▶ **Aim of the exercise**:
Restate the material word for word and leave out anything that is a picture.

▶ **Supplied material**:
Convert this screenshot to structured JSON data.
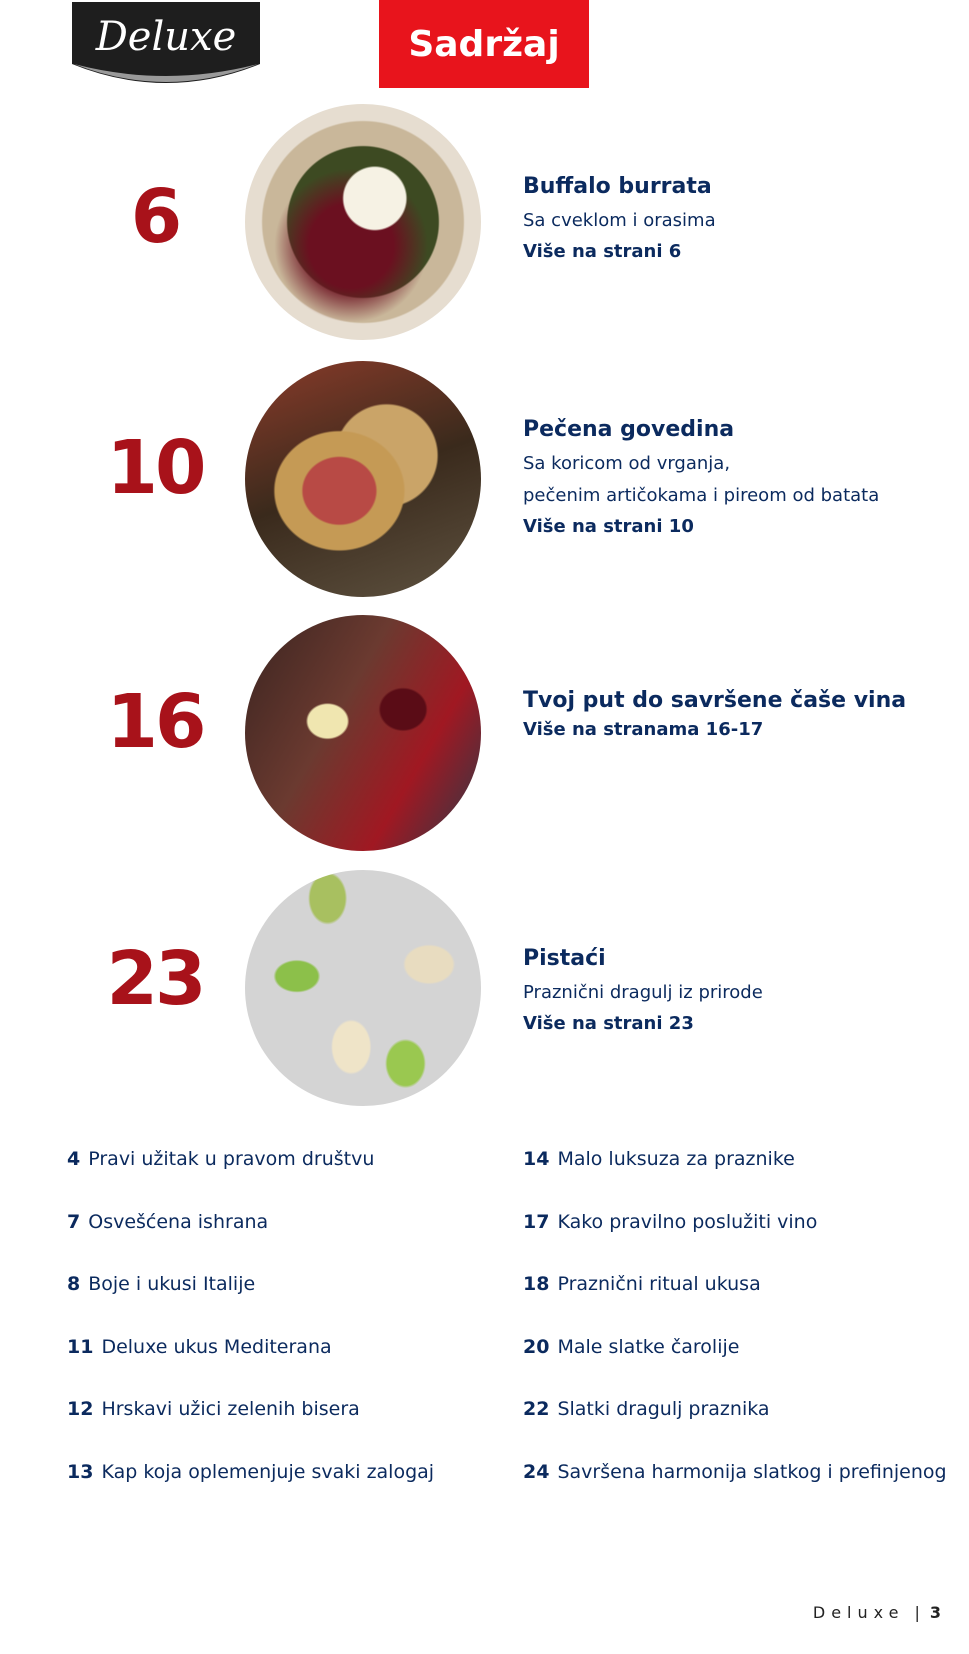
{
  "header": {
    "logo_text": "Deluxe",
    "title": "Sadržaj"
  },
  "features": [
    {
      "page": "6",
      "title": "Buffalo burrata",
      "subtitle": [
        "Sa cveklom i orasima"
      ],
      "more": "Više na strani 6",
      "image": "burrata-salad"
    },
    {
      "page": "10",
      "title": "Pečena govedina",
      "subtitle": [
        "Sa koricom od vrganja,",
        "pečenim artičokama i pireom od batata"
      ],
      "more": "Više na strani 10",
      "image": "roast-beef"
    },
    {
      "page": "16",
      "title": "Tvoj put do savršene čaše vina",
      "subtitle": [],
      "more": "Više na stranama 16-17",
      "image": "wine-glasses"
    },
    {
      "page": "23",
      "title": "Pistaći",
      "subtitle": [
        "Praznični dragulj iz prirode"
      ],
      "more": "Više na strani 23",
      "image": "pistachios"
    }
  ],
  "toc_left": [
    {
      "page": "4",
      "title": "Pravi užitak u pravom društvu"
    },
    {
      "page": "7",
      "title": "Osvešćena ishrana"
    },
    {
      "page": "8",
      "title": "Boje i ukusi Italije"
    },
    {
      "page": "11",
      "title": "Deluxe ukus Mediterana"
    },
    {
      "page": "12",
      "title": "Hrskavi užici zelenih bisera"
    },
    {
      "page": "13",
      "title": "Kap koja oplemenjuje svaki zalogaj"
    }
  ],
  "toc_right": [
    {
      "page": "14",
      "title": "Malo luksuza za praznike"
    },
    {
      "page": "17",
      "title": "Kako pravilno poslužiti vino"
    },
    {
      "page": "18",
      "title": "Praznični ritual ukusa"
    },
    {
      "page": "20",
      "title": "Male slatke čarolije"
    },
    {
      "page": "22",
      "title": "Slatki dragulj praznika"
    },
    {
      "page": "24",
      "title": "Savršena harmonija slatkog i prefinjenog"
    }
  ],
  "footer": {
    "brand": "Deluxe",
    "page": "3"
  },
  "colors": {
    "accent_red": "#e8141c",
    "number_red": "#a8121a",
    "navy": "#0b2a5e"
  }
}
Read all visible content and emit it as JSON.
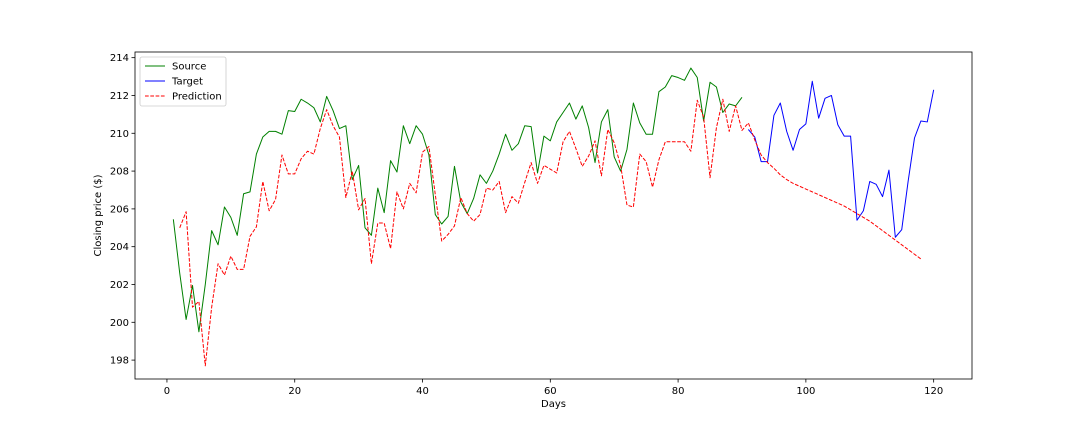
{
  "chart_data": {
    "type": "line",
    "xlabel": "Days",
    "ylabel": "Closing price ($)",
    "xlim": [
      -5,
      126
    ],
    "ylim": [
      197,
      214.3
    ],
    "xticks": [
      0,
      20,
      40,
      60,
      80,
      100,
      120
    ],
    "yticks": [
      198,
      200,
      202,
      204,
      206,
      208,
      210,
      212,
      214
    ],
    "legend_position": "top-left",
    "grid": false,
    "series": [
      {
        "name": "Source",
        "color": "#008000",
        "style": "solid",
        "x_start": 1,
        "values": [
          205.45,
          202.6,
          200.15,
          201.95,
          199.5,
          202.0,
          204.85,
          204.1,
          206.1,
          205.55,
          204.6,
          206.8,
          206.9,
          208.9,
          209.8,
          210.1,
          210.1,
          209.95,
          211.2,
          211.15,
          211.8,
          211.6,
          211.35,
          210.6,
          211.95,
          211.2,
          210.25,
          210.4,
          207.55,
          208.3,
          205.0,
          204.6,
          207.1,
          205.8,
          208.55,
          207.95,
          210.4,
          209.45,
          210.4,
          209.95,
          208.85,
          205.7,
          205.2,
          205.6,
          208.25,
          206.35,
          205.75,
          206.55,
          207.8,
          207.35,
          208.0,
          208.9,
          209.95,
          209.1,
          209.45,
          210.4,
          210.35,
          207.9,
          209.85,
          209.6,
          210.6,
          211.1,
          211.6,
          210.75,
          211.45,
          210.3,
          208.45,
          210.6,
          211.25,
          208.75,
          208.0,
          209.15,
          211.6,
          210.55,
          209.95,
          209.95,
          212.2,
          212.45,
          213.05,
          212.95,
          212.8,
          213.45,
          212.95,
          210.65,
          212.7,
          212.45,
          211.1,
          211.55,
          211.45,
          211.9
        ]
      },
      {
        "name": "Target",
        "color": "#0000ff",
        "style": "solid",
        "x_start": 91,
        "values": [
          210.2,
          209.8,
          208.5,
          208.5,
          210.95,
          211.6,
          210.1,
          209.1,
          210.2,
          210.5,
          212.75,
          210.8,
          211.85,
          212.0,
          210.45,
          209.85,
          209.85,
          205.4,
          205.9,
          207.45,
          207.3,
          206.65,
          208.05,
          204.5,
          204.9,
          207.45,
          209.75,
          210.65,
          210.6,
          212.3
        ]
      },
      {
        "name": "Prediction",
        "color": "#ff0000",
        "style": "dashed",
        "x_start": 2,
        "values": [
          205.0,
          205.85,
          200.8,
          201.1,
          197.7,
          200.8,
          203.1,
          202.5,
          203.5,
          202.8,
          202.8,
          204.55,
          205.05,
          207.45,
          205.9,
          206.5,
          208.85,
          207.85,
          207.85,
          208.65,
          209.05,
          208.9,
          210.25,
          211.25,
          210.4,
          209.8,
          206.6,
          208.0,
          205.95,
          206.55,
          203.1,
          205.25,
          205.25,
          203.9,
          206.9,
          206.0,
          207.35,
          206.85,
          209.0,
          209.3,
          206.75,
          204.3,
          204.65,
          205.1,
          206.6,
          205.75,
          205.35,
          205.7,
          207.1,
          207.0,
          207.45,
          205.8,
          206.65,
          206.3,
          207.4,
          208.45,
          207.35,
          208.3,
          208.1,
          207.9,
          209.55,
          210.1,
          209.2,
          208.25,
          208.8,
          209.6,
          207.75,
          210.2,
          209.5,
          208.3,
          206.2,
          206.1,
          208.9,
          208.5,
          207.15,
          208.6,
          209.55,
          209.55,
          209.55,
          209.55,
          209.05,
          211.75,
          210.85,
          207.65,
          210.3,
          211.8,
          210.1,
          211.45,
          210.15,
          210.55,
          209.65,
          208.85,
          208.45,
          208.15,
          207.8,
          207.55,
          207.35,
          207.2,
          207.05,
          206.9,
          206.75,
          206.6,
          206.45,
          206.3,
          206.15,
          205.95,
          205.75,
          205.55,
          205.35,
          205.1,
          204.85,
          204.6,
          204.35,
          204.1,
          203.85,
          203.6,
          203.35
        ]
      }
    ]
  }
}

▶ **Answer to this problem**:
Convert this screenshot to structured JSON data.
{
  "header": {
    "logo_text": "Deluxe",
    "title": "Sadržaj"
  },
  "features": [
    {
      "page": "6",
      "title": "Buffalo burrata",
      "subtitle": [
        "Sa cveklom i orasima"
      ],
      "more": "Više na strani 6",
      "image": "burrata-salad"
    },
    {
      "page": "10",
      "title": "Pečena govedina",
      "subtitle": [
        "Sa koricom od vrganja,",
        "pečenim artičokama i pireom od batata"
      ],
      "more": "Više na strani 10",
      "image": "roast-beef"
    },
    {
      "page": "16",
      "title": "Tvoj put do savršene čaše vina",
      "subtitle": [],
      "more": "Više na stranama 16-17",
      "image": "wine-glasses"
    },
    {
      "page": "23",
      "title": "Pistaći",
      "subtitle": [
        "Praznični dragulj iz prirode"
      ],
      "more": "Više na strani 23",
      "image": "pistachios"
    }
  ],
  "toc_left": [
    {
      "page": "4",
      "title": "Pravi užitak u pravom društvu"
    },
    {
      "page": "7",
      "title": "Osvešćena ishrana"
    },
    {
      "page": "8",
      "title": "Boje i ukusi Italije"
    },
    {
      "page": "11",
      "title": "Deluxe ukus Mediterana"
    },
    {
      "page": "12",
      "title": "Hrskavi užici zelenih bisera"
    },
    {
      "page": "13",
      "title": "Kap koja oplemenjuje svaki zalogaj"
    }
  ],
  "toc_right": [
    {
      "page": "14",
      "title": "Malo luksuza za praznike"
    },
    {
      "page": "17",
      "title": "Kako pravilno poslužiti vino"
    },
    {
      "page": "18",
      "title": "Praznični ritual ukusa"
    },
    {
      "page": "20",
      "title": "Male slatke čarolije"
    },
    {
      "page": "22",
      "title": "Slatki dragulj praznika"
    },
    {
      "page": "24",
      "title": "Savršena harmonija slatkog i prefinjenog"
    }
  ],
  "footer": {
    "brand": "Deluxe",
    "page": "3"
  },
  "colors": {
    "accent_red": "#e8141c",
    "number_red": "#a8121a",
    "navy": "#0b2a5e"
  }
}
Read all visible content and emit it as JSON.
{
  "chart_data": {
    "type": "line",
    "xlabel": "Days",
    "ylabel": "Closing price ($)",
    "xlim": [
      -5,
      126
    ],
    "ylim": [
      197,
      214.3
    ],
    "xticks": [
      0,
      20,
      40,
      60,
      80,
      100,
      120
    ],
    "yticks": [
      198,
      200,
      202,
      204,
      206,
      208,
      210,
      212,
      214
    ],
    "legend_position": "top-left",
    "grid": false,
    "series": [
      {
        "name": "Source",
        "color": "#008000",
        "style": "solid",
        "x_start": 1,
        "values": [
          205.45,
          202.6,
          200.15,
          201.95,
          199.5,
          202.0,
          204.85,
          204.1,
          206.1,
          205.55,
          204.6,
          206.8,
          206.9,
          208.9,
          209.8,
          210.1,
          210.1,
          209.95,
          211.2,
          211.15,
          211.8,
          211.6,
          211.35,
          210.6,
          211.95,
          211.2,
          210.25,
          210.4,
          207.55,
          208.3,
          205.0,
          204.6,
          207.1,
          205.8,
          208.55,
          207.95,
          210.4,
          209.45,
          210.4,
          209.95,
          208.85,
          205.7,
          205.2,
          205.6,
          208.25,
          206.35,
          205.75,
          206.55,
          207.8,
          207.35,
          208.0,
          208.9,
          209.95,
          209.1,
          209.45,
          210.4,
          210.35,
          207.9,
          209.85,
          209.6,
          210.6,
          211.1,
          211.6,
          210.75,
          211.45,
          210.3,
          208.45,
          210.6,
          211.25,
          208.75,
          208.0,
          209.15,
          211.6,
          210.55,
          209.95,
          209.95,
          212.2,
          212.45,
          213.05,
          212.95,
          212.8,
          213.45,
          212.95,
          210.65,
          212.7,
          212.45,
          211.1,
          211.55,
          211.45,
          211.9
        ]
      },
      {
        "name": "Target",
        "color": "#0000ff",
        "style": "solid",
        "x_start": 91,
        "values": [
          210.2,
          209.8,
          208.5,
          208.5,
          210.95,
          211.6,
          210.1,
          209.1,
          210.2,
          210.5,
          212.75,
          210.8,
          211.85,
          212.0,
          210.45,
          209.85,
          209.85,
          205.4,
          205.9,
          207.45,
          207.3,
          206.65,
          208.05,
          204.5,
          204.9,
          207.45,
          209.75,
          210.65,
          210.6,
          212.3
        ]
      },
      {
        "name": "Prediction",
        "color": "#ff0000",
        "style": "dashed",
        "x_start": 2,
        "values": [
          205.0,
          205.85,
          200.8,
          201.1,
          197.7,
          200.8,
          203.1,
          202.5,
          203.5,
          202.8,
          202.8,
          204.55,
          205.05,
          207.45,
          205.9,
          206.5,
          208.85,
          207.85,
          207.85,
          208.65,
          209.05,
          208.9,
          210.25,
          211.25,
          210.4,
          209.8,
          206.6,
          208.0,
          205.95,
          206.55,
          203.1,
          205.25,
          205.25,
          203.9,
          206.9,
          206.0,
          207.35,
          206.85,
          209.0,
          209.3,
          206.75,
          204.3,
          204.65,
          205.1,
          206.6,
          205.75,
          205.35,
          205.7,
          207.1,
          207.0,
          207.45,
          205.8,
          206.65,
          206.3,
          207.4,
          208.45,
          207.35,
          208.3,
          208.1,
          207.9,
          209.55,
          210.1,
          209.2,
          208.25,
          208.8,
          209.6,
          207.75,
          210.2,
          209.5,
          208.3,
          206.2,
          206.1,
          208.9,
          208.5,
          207.15,
          208.6,
          209.55,
          209.55,
          209.55,
          209.55,
          209.05,
          211.75,
          210.85,
          207.65,
          210.3,
          211.8,
          210.1,
          211.45,
          210.15,
          210.55,
          209.65,
          208.85,
          208.45,
          208.15,
          207.8,
          207.55,
          207.35,
          207.2,
          207.05,
          206.9,
          206.75,
          206.6,
          206.45,
          206.3,
          206.15,
          205.95,
          205.75,
          205.55,
          205.35,
          205.1,
          204.85,
          204.6,
          204.35,
          204.1,
          203.85,
          203.6,
          203.35
        ]
      }
    ]
  }
}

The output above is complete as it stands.